Spatial layout entries
:::

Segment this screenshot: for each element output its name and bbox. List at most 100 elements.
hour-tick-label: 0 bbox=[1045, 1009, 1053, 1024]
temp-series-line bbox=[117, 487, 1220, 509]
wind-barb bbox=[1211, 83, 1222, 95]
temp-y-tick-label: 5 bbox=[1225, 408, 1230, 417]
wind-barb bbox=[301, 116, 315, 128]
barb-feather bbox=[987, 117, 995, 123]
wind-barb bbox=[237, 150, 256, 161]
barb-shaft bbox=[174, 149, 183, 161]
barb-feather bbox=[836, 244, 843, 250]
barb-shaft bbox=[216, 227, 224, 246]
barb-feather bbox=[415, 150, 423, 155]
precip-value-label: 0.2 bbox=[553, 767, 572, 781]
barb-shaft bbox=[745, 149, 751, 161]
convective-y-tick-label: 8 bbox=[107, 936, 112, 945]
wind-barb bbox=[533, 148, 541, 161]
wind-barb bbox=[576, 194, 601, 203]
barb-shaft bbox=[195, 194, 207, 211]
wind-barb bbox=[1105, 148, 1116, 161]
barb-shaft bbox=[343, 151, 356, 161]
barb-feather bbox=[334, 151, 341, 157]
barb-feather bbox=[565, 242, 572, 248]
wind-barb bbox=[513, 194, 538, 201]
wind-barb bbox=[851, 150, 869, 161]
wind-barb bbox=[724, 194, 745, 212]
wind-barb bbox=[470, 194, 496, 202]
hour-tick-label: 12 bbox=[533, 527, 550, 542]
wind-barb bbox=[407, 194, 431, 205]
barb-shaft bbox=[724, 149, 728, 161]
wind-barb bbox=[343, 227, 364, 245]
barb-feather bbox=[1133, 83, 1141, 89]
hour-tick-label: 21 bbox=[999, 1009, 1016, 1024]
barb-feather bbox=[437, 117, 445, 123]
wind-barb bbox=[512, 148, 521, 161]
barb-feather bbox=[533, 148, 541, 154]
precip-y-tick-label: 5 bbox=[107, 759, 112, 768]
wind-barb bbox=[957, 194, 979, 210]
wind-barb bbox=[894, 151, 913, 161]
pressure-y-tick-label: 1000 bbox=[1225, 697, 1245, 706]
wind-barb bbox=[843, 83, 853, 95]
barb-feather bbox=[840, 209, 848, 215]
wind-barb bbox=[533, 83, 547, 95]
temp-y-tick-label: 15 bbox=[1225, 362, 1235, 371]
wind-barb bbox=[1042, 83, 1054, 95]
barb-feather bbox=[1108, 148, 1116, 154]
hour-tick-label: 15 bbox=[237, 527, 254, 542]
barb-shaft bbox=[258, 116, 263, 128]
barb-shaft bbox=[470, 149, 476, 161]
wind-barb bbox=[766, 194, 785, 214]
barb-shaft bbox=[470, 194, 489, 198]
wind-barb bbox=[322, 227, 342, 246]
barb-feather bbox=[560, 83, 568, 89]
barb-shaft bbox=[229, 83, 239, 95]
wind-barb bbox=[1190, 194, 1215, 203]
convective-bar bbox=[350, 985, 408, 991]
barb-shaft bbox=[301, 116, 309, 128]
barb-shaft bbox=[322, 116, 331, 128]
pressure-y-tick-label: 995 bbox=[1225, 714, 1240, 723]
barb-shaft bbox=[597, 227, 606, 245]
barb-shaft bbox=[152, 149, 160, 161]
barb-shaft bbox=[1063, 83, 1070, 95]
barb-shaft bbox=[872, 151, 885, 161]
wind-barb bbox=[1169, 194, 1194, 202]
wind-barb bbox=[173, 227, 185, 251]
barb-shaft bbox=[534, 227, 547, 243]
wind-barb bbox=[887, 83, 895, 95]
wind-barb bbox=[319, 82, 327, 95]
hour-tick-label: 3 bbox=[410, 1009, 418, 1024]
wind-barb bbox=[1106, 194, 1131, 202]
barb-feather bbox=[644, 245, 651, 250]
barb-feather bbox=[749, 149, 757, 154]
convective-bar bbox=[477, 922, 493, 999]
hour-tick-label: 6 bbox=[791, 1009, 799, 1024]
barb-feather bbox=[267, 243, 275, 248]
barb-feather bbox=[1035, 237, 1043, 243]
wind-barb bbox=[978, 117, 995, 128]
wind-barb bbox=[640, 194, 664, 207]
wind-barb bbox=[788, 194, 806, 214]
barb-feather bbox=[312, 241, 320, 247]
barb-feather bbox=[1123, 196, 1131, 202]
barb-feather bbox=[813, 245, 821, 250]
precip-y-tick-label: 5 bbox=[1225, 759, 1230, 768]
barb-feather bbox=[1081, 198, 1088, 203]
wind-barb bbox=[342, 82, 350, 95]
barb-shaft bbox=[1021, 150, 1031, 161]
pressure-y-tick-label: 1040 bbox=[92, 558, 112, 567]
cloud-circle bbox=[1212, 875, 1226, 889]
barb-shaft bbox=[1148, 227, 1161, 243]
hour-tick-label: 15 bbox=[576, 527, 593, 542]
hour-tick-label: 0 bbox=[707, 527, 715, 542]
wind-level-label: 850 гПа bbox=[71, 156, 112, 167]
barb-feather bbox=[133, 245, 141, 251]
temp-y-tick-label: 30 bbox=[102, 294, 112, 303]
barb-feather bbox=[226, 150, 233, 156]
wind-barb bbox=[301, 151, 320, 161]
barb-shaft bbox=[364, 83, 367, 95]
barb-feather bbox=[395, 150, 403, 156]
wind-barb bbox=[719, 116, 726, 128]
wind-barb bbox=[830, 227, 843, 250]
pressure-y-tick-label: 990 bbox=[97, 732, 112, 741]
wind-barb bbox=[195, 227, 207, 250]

:::

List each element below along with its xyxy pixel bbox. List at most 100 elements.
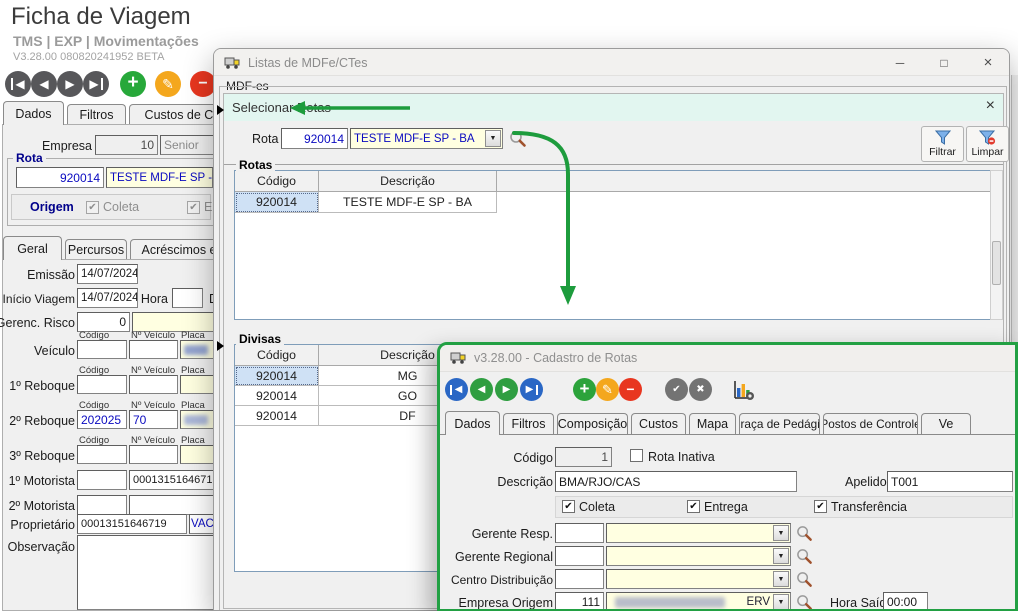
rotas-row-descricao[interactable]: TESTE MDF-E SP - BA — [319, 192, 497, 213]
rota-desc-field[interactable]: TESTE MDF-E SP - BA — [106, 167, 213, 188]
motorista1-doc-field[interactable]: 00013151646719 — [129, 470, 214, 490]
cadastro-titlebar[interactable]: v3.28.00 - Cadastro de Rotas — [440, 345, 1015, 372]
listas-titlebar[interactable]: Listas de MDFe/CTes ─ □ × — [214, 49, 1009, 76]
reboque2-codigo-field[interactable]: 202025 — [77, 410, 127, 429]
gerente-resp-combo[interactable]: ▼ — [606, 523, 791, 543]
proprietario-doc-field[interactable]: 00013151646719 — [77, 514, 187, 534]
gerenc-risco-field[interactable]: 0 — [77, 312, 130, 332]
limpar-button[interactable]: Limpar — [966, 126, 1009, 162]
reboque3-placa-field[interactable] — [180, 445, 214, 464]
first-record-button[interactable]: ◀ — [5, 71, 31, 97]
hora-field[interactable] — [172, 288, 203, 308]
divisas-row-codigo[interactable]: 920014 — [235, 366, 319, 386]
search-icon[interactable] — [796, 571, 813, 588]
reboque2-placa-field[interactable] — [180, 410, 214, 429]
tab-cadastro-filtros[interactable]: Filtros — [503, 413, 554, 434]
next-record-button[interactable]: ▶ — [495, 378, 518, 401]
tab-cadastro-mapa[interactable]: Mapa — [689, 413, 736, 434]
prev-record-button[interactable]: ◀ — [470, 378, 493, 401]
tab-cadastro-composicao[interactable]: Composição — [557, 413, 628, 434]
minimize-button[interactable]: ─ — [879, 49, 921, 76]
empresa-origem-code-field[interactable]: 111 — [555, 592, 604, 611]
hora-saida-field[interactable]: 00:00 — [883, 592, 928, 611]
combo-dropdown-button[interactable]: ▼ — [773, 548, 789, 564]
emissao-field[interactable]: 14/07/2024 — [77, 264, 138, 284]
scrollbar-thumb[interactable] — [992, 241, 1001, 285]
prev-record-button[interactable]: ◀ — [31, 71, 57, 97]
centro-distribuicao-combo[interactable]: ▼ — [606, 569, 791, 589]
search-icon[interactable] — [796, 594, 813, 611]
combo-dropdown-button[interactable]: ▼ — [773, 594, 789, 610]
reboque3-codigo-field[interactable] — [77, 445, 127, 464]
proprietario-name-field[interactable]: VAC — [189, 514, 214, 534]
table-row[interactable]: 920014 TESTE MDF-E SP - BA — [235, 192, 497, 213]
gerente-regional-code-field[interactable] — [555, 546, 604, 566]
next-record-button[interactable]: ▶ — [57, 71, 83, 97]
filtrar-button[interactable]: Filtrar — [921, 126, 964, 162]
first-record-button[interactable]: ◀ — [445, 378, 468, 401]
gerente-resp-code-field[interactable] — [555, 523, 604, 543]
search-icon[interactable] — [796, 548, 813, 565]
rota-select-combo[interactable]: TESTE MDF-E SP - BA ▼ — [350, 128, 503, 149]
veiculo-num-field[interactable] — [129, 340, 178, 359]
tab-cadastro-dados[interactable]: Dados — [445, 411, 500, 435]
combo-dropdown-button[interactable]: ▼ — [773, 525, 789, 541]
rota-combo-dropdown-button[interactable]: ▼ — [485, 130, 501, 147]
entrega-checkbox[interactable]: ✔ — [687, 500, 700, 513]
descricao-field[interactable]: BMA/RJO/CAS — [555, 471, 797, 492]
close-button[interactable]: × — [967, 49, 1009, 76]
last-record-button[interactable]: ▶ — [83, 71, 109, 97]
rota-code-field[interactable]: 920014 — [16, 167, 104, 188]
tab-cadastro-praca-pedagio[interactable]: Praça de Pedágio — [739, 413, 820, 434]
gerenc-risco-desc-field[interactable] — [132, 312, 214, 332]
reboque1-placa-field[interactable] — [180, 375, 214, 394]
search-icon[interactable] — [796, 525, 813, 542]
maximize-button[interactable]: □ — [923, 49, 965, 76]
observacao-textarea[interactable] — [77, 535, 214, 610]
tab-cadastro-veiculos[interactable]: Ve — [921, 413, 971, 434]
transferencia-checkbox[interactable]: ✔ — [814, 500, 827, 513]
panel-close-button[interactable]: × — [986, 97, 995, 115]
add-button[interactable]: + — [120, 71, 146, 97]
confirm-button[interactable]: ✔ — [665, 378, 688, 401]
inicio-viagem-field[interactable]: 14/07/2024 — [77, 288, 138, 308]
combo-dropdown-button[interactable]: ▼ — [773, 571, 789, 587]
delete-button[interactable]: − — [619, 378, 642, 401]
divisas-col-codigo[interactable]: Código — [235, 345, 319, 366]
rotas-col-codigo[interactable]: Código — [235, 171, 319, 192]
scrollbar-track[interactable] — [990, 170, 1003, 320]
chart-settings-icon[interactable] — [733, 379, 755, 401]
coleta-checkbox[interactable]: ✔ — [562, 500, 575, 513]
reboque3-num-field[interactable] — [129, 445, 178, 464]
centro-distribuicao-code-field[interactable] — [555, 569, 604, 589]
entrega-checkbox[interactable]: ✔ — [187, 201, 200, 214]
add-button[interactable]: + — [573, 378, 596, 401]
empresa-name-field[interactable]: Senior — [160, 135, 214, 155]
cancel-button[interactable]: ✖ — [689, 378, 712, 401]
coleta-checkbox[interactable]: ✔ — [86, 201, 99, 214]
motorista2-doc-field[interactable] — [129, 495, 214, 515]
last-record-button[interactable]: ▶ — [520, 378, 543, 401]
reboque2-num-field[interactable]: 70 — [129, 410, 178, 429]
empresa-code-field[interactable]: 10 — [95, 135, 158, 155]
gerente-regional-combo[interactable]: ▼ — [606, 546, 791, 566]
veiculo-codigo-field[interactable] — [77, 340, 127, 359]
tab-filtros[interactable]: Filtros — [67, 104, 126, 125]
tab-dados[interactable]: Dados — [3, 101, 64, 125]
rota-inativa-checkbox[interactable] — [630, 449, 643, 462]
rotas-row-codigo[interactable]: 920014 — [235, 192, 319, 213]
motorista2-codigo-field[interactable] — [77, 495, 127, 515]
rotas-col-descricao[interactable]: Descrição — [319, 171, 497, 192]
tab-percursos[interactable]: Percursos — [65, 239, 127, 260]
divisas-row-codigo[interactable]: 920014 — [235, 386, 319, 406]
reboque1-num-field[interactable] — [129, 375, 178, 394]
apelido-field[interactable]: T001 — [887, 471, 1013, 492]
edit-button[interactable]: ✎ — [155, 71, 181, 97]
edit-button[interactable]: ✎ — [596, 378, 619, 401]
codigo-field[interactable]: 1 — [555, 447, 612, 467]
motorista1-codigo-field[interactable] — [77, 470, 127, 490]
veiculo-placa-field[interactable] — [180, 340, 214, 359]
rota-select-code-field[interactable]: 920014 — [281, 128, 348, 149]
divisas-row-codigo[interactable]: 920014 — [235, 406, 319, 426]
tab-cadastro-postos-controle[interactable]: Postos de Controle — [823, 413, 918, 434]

:::

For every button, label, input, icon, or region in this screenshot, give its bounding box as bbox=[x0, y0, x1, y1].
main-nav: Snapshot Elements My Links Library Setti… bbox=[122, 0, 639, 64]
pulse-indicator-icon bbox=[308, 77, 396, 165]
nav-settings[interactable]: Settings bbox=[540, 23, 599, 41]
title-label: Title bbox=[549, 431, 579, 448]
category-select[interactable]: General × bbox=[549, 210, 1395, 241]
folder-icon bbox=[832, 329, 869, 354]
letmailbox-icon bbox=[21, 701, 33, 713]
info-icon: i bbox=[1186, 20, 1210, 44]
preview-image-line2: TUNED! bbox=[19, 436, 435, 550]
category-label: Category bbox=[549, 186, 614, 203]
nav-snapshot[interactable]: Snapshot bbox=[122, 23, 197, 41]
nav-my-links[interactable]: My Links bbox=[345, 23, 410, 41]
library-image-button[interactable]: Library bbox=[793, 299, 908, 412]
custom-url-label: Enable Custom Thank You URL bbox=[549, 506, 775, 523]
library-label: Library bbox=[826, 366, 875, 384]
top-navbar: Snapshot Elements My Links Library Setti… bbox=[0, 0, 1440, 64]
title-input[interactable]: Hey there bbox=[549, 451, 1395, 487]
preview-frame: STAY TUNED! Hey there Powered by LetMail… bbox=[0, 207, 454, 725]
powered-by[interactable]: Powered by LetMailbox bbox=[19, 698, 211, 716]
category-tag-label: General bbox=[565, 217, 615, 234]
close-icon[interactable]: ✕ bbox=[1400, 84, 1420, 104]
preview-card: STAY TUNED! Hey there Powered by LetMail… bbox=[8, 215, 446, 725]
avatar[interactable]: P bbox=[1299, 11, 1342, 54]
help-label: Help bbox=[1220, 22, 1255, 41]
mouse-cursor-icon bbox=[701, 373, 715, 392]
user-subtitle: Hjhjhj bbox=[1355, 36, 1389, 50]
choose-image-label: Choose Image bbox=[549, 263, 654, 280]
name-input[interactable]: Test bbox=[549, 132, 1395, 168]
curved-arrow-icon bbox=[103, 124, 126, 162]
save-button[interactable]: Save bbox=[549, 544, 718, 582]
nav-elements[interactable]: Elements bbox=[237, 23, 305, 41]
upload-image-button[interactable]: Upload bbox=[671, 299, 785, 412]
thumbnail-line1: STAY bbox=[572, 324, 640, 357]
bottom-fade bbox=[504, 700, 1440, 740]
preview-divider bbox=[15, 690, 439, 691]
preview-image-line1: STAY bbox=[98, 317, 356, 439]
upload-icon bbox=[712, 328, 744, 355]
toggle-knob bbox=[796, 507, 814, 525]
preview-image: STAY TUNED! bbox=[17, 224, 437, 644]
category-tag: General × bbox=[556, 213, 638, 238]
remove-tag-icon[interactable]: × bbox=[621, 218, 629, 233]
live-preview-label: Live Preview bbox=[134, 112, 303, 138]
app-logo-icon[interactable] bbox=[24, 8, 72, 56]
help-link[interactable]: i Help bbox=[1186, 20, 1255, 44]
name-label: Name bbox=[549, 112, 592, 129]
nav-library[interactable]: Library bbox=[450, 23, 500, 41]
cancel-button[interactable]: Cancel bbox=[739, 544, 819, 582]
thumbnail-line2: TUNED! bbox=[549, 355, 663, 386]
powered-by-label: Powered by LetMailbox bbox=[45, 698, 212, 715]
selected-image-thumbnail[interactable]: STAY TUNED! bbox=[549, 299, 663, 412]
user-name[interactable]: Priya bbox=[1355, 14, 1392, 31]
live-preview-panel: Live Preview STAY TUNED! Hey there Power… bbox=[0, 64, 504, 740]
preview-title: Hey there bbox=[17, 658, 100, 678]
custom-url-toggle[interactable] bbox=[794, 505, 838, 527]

:::

TASK DIRECTIONS – Please print the lines of the material exactly, starting with the line that contains "Segment this screenshot: for" and going on through the line that contains "barb-feather bbox=[987, 117, 995, 123]".

EXPECTED OUTPUT –
Segment this screenshot: for each element output its name and bbox. List at most 100 elements.
hour-tick-label: 0 bbox=[1045, 1009, 1053, 1024]
temp-series-line bbox=[117, 487, 1220, 509]
wind-barb bbox=[1211, 83, 1222, 95]
temp-y-tick-label: 5 bbox=[1225, 408, 1230, 417]
wind-barb bbox=[301, 116, 315, 128]
barb-feather bbox=[987, 117, 995, 123]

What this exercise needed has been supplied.